Your task: All records are to be retyped faithfully and completely.
-- START Supplied data --
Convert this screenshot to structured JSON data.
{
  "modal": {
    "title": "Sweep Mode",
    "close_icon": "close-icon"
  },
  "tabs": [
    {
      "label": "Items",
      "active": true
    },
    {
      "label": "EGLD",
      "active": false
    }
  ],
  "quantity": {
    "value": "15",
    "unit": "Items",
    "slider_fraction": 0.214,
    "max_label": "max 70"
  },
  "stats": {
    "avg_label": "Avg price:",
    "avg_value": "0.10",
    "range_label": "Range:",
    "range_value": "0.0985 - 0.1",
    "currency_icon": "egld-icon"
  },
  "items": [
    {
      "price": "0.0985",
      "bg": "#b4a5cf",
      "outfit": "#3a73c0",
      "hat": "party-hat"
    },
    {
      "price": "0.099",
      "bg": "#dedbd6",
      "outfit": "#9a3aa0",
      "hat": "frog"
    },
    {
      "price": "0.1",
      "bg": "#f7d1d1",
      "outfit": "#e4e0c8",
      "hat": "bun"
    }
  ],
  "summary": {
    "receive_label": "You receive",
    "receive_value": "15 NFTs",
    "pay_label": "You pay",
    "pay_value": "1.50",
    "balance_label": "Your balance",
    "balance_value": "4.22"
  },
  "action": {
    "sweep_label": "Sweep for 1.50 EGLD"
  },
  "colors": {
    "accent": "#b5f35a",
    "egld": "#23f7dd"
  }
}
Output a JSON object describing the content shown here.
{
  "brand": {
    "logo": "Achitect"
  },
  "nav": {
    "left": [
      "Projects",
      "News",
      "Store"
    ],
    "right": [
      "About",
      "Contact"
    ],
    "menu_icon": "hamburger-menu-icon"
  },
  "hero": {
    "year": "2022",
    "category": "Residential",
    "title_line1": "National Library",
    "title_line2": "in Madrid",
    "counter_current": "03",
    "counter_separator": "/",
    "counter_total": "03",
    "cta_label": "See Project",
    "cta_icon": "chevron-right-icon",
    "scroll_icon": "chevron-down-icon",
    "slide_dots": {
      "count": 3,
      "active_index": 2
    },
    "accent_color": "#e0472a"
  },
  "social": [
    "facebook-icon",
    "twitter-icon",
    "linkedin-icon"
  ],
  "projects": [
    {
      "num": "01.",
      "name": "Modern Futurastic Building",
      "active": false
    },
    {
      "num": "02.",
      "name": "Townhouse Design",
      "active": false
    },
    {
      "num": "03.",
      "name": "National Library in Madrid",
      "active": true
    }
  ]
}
-- END Supplied data --
Task answer:
Convert this screenshot to structured JSON data.
{
  "modal": {
    "title": "Sweep Mode",
    "close_icon": "close-icon"
  },
  "tabs": [
    {
      "label": "Items",
      "active": true
    },
    {
      "label": "EGLD",
      "active": false
    }
  ],
  "quantity": {
    "value": "15",
    "unit": "Items",
    "slider_fraction": 0.214,
    "max_label": "max 70"
  },
  "stats": {
    "avg_label": "Avg price:",
    "avg_value": "0.10",
    "range_label": "Range:",
    "range_value": "0.0985 - 0.1",
    "currency_icon": "egld-icon"
  },
  "items": [
    {
      "price": "0.0985",
      "bg": "#b4a5cf",
      "outfit": "#3a73c0",
      "hat": "party-hat"
    },
    {
      "price": "0.099",
      "bg": "#dedbd6",
      "outfit": "#9a3aa0",
      "hat": "frog"
    },
    {
      "price": "0.1",
      "bg": "#f7d1d1",
      "outfit": "#e4e0c8",
      "hat": "bun"
    }
  ],
  "summary": {
    "receive_label": "You receive",
    "receive_value": "15 NFTs",
    "pay_label": "You pay",
    "pay_value": "1.50",
    "balance_label": "Your balance",
    "balance_value": "4.22"
  },
  "action": {
    "sweep_label": "Sweep for 1.50 EGLD"
  },
  "colors": {
    "accent": "#b5f35a",
    "egld": "#23f7dd"
  }
}
Output a JSON object describing the content shown here.
{
  "brand": {
    "logo": "Achitect"
  },
  "nav": {
    "left": [
      "Projects",
      "News",
      "Store"
    ],
    "right": [
      "About",
      "Contact"
    ],
    "menu_icon": "hamburger-menu-icon"
  },
  "hero": {
    "year": "2022",
    "category": "Residential",
    "title_line1": "National Library",
    "title_line2": "in Madrid",
    "counter_current": "03",
    "counter_separator": "/",
    "counter_total": "03",
    "cta_label": "See Project",
    "cta_icon": "chevron-right-icon",
    "scroll_icon": "chevron-down-icon",
    "slide_dots": {
      "count": 3,
      "active_index": 2
    },
    "accent_color": "#e0472a"
  },
  "social": [
    "facebook-icon",
    "twitter-icon",
    "linkedin-icon"
  ],
  "projects": [
    {
      "num": "01.",
      "name": "Modern Futurastic Building",
      "active": false
    },
    {
      "num": "02.",
      "name": "Townhouse Design",
      "active": false
    },
    {
      "num": "03.",
      "name": "National Library in Madrid",
      "active": true
    }
  ]
}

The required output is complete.